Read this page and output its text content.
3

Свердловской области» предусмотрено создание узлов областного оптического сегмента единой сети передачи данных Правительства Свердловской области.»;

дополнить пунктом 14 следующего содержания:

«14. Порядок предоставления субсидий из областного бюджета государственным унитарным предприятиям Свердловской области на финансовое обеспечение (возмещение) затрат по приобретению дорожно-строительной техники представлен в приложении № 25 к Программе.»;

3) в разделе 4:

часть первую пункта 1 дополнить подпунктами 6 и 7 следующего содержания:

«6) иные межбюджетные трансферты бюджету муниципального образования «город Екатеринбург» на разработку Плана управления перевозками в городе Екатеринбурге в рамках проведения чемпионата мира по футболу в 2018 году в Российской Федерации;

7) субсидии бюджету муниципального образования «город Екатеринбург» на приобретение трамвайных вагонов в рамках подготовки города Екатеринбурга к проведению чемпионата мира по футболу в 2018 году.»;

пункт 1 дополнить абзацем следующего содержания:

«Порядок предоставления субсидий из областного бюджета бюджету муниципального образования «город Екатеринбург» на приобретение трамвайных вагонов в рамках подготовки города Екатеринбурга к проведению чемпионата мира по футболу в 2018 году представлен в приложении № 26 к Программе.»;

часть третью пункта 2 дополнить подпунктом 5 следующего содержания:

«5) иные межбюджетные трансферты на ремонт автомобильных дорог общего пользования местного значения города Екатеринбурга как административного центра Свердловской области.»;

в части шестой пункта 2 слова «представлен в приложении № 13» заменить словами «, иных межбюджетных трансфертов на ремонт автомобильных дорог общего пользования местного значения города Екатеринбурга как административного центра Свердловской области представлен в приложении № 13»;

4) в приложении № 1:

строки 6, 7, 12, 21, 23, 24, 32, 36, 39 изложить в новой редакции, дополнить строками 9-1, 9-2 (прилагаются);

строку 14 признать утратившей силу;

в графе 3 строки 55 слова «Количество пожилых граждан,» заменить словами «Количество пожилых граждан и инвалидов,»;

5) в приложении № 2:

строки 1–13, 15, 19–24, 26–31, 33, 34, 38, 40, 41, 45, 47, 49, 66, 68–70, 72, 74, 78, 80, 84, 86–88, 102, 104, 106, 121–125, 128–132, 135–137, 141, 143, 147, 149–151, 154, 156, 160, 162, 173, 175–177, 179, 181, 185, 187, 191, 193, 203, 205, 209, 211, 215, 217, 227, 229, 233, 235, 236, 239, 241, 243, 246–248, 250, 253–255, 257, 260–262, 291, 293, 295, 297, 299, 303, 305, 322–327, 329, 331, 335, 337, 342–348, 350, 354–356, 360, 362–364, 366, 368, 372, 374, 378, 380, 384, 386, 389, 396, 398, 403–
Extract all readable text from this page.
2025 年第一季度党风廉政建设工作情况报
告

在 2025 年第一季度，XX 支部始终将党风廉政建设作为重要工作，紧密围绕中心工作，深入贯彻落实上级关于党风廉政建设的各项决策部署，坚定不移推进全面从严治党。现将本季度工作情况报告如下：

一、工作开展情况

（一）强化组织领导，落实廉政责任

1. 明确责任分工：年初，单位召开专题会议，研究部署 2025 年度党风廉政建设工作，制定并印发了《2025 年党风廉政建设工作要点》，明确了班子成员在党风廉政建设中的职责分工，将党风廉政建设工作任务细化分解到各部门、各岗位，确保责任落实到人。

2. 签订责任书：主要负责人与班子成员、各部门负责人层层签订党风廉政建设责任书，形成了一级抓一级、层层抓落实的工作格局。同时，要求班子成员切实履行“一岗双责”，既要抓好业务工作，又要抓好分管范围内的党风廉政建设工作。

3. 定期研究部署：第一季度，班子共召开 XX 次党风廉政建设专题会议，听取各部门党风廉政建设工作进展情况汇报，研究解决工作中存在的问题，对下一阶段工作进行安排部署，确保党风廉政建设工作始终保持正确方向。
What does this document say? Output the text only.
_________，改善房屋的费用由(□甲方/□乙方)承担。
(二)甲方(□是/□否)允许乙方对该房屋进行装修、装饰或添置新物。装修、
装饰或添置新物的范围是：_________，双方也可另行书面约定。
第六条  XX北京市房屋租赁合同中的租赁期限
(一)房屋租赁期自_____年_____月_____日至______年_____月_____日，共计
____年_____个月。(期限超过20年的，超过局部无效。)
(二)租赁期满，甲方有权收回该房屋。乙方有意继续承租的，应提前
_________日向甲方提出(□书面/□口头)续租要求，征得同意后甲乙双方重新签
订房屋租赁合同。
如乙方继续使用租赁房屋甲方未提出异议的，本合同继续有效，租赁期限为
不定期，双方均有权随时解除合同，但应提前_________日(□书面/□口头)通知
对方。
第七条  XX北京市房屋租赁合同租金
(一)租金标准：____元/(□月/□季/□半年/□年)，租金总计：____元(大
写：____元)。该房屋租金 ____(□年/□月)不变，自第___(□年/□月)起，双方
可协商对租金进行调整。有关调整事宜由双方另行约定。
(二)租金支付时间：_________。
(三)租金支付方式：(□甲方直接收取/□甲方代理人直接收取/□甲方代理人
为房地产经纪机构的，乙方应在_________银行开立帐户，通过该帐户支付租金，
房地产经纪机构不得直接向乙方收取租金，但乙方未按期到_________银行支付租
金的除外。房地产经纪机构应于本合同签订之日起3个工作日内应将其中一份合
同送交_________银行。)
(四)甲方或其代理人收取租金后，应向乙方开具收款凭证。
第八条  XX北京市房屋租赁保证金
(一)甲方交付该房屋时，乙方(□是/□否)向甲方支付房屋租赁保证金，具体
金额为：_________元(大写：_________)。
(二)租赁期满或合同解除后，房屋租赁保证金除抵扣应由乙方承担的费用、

▸ Stated exercise: Recite the full listing above exactly.

▸ Full response:
Read this page and output its text content.
3

Свердловской области» предусмотрено создание узлов областного оптического сегмента единой сети передачи данных Правительства Свердловской области.»;

дополнить пунктом 14 следующего содержания:

«14. Порядок предоставления субсидий из областного бюджета государственным унитарным предприятиям Свердловской области на финансовое обеспечение (возмещение) затрат по приобретению дорожно-строительной техники представлен в приложении № 25 к Программе.»;

3) в разделе 4:

часть первую пункта 1 дополнить подпунктами 6 и 7 следующего содержания:

«6) иные межбюджетные трансферты бюджету муниципального образования «город Екатеринбург» на разработку Плана управления перевозками в городе Екатеринбурге в рамках проведения чемпионата мира по футболу в 2018 году в Российской Федерации;

7) субсидии бюджету муниципального образования «город Екатеринбург» на приобретение трамвайных вагонов в рамках подготовки города Екатеринбурга к проведению чемпионата мира по футболу в 2018 году.»;

пункт 1 дополнить абзацем следующего содержания:

«Порядок предоставления субсидий из областного бюджета бюджету муниципального образования «город Екатеринбург» на приобретение трамвайных вагонов в рамках подготовки города Екатеринбурга к проведению чемпионата мира по футболу в 2018 году представлен в приложении № 26 к Программе.»;

часть третью пункта 2 дополнить подпунктом 5 следующего содержания:

«5) иные межбюджетные трансферты на ремонт автомобильных дорог общего пользования местного значения города Екатеринбурга как административного центра Свердловской области.»;

в части шестой пункта 2 слова «представлен в приложении № 13» заменить словами «, иных межбюджетных трансфертов на ремонт автомобильных дорог общего пользования местного значения города Екатеринбурга как административного центра Свердловской области представлен в приложении № 13»;

4) в приложении № 1:

строки 6, 7, 12, 21, 23, 24, 32, 36, 39 изложить в новой редакции, дополнить строками 9-1, 9-2 (прилагаются);

строку 14 признать утратившей силу;

в графе 3 строки 55 слова «Количество пожилых граждан,» заменить словами «Количество пожилых граждан и инвалидов,»;

5) в приложении № 2:

строки 1–13, 15, 19–24, 26–31, 33, 34, 38, 40, 41, 45, 47, 49, 66, 68–70, 72, 74, 78, 80, 84, 86–88, 102, 104, 106, 121–125, 128–132, 135–137, 141, 143, 147, 149–151, 154, 156, 160, 162, 173, 175–177, 179, 181, 185, 187, 191, 193, 203, 205, 209, 211, 215, 217, 227, 229, 233, 235, 236, 239, 241, 243, 246–248, 250, 253–255, 257, 260–262, 291, 293, 295, 297, 299, 303, 305, 322–327, 329, 331, 335, 337, 342–348, 350, 354–356, 360, 362–364, 366, 368, 372, 374, 378, 380, 384, 386, 389, 396, 398, 403–
Extract all readable text from this page.
2025 年第一季度党风廉政建设工作情况报
告

在 2025 年第一季度，XX 支部始终将党风廉政建设作为重要工作，紧密围绕中心工作，深入贯彻落实上级关于党风廉政建设的各项决策部署，坚定不移推进全面从严治党。现将本季度工作情况报告如下：

一、工作开展情况

（一）强化组织领导，落实廉政责任

1. 明确责任分工：年初，单位召开专题会议，研究部署 2025 年度党风廉政建设工作，制定并印发了《2025 年党风廉政建设工作要点》，明确了班子成员在党风廉政建设中的职责分工，将党风廉政建设工作任务细化分解到各部门、各岗位，确保责任落实到人。

2. 签订责任书：主要负责人与班子成员、各部门负责人层层签订党风廉政建设责任书，形成了一级抓一级、层层抓落实的工作格局。同时，要求班子成员切实履行“一岗双责”，既要抓好业务工作，又要抓好分管范围内的党风廉政建设工作。

3. 定期研究部署：第一季度，班子共召开 XX 次党风廉政建设专题会议，听取各部门党风廉政建设工作进展情况汇报，研究解决工作中存在的问题，对下一阶段工作进行安排部署，确保党风廉政建设工作始终保持正确方向。
What does this document say? Output the text only.
_________，改善房屋的费用由(□甲方/□乙方)承担。
(二)甲方(□是/□否)允许乙方对该房屋进行装修、装饰或添置新物。装修、
装饰或添置新物的范围是：_________，双方也可另行书面约定。
第六条  XX北京市房屋租赁合同中的租赁期限
(一)房屋租赁期自_____年_____月_____日至______年_____月_____日，共计
____年_____个月。(期限超过20年的，超过局部无效。)
(二)租赁期满，甲方有权收回该房屋。乙方有意继续承租的，应提前
_________日向甲方提出(□书面/□口头)续租要求，征得同意后甲乙双方重新签
订房屋租赁合同。
如乙方继续使用租赁房屋甲方未提出异议的，本合同继续有效，租赁期限为
不定期，双方均有权随时解除合同，但应提前_________日(□书面/□口头)通知
对方。
第七条  XX北京市房屋租赁合同租金
(一)租金标准：____元/(□月/□季/□半年/□年)，租金总计：____元(大
写：____元)。该房屋租金 ____(□年/□月)不变，自第___(□年/□月)起，双方
可协商对租金进行调整。有关调整事宜由双方另行约定。
(二)租金支付时间：_________。
(三)租金支付方式：(□甲方直接收取/□甲方代理人直接收取/□甲方代理人
为房地产经纪机构的，乙方应在_________银行开立帐户，通过该帐户支付租金，
房地产经纪机构不得直接向乙方收取租金，但乙方未按期到_________银行支付租
金的除外。房地产经纪机构应于本合同签订之日起3个工作日内应将其中一份合
同送交_________银行。)
(四)甲方或其代理人收取租金后，应向乙方开具收款凭证。
第八条  XX北京市房屋租赁保证金
(一)甲方交付该房屋时，乙方(□是/□否)向甲方支付房屋租赁保证金，具体
金额为：_________元(大写：_________)。
(二)租赁期满或合同解除后，房屋租赁保证金除抵扣应由乙方承担的费用、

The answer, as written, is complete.